(WRITTEN REQUEST): Lines that include the word "Павлова" are the ones to copy.

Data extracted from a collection
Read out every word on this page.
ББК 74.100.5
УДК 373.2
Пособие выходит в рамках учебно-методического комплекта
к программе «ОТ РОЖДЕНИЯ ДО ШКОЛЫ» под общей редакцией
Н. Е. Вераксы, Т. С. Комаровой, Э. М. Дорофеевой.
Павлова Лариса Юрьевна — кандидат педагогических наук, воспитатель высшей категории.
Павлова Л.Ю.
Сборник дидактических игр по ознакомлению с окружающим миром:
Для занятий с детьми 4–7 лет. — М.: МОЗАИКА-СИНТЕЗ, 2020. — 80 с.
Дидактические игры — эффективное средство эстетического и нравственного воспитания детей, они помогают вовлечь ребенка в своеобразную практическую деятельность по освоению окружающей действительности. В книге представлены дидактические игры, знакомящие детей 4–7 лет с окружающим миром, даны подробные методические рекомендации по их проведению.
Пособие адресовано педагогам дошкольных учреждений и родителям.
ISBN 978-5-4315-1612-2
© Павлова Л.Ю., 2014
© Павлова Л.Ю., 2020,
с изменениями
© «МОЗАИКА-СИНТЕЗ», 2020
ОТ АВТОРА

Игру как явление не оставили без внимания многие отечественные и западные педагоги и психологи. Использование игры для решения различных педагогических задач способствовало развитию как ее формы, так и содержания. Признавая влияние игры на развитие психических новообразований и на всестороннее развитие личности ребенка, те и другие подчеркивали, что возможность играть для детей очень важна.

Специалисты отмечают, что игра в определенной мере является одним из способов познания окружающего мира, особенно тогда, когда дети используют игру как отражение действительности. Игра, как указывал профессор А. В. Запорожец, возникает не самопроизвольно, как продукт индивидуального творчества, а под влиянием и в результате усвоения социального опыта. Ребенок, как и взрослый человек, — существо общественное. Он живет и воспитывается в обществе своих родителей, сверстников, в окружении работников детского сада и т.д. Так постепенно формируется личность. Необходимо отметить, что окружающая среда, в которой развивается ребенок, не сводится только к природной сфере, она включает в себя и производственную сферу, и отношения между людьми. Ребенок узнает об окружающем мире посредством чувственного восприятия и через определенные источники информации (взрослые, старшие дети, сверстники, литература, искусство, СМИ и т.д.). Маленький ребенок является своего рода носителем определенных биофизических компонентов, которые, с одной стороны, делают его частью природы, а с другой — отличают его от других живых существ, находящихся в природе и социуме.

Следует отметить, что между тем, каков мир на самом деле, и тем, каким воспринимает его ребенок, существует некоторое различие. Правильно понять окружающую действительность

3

(COMPLETE RESPONSE):
Павлова Лариса Юрьевна — кандидат педагогических наук, воспитатель высшей категории.
Павлова Л.Ю.
© Павлова Л.Ю., 2014
© Павлова Л.Ю., 2020,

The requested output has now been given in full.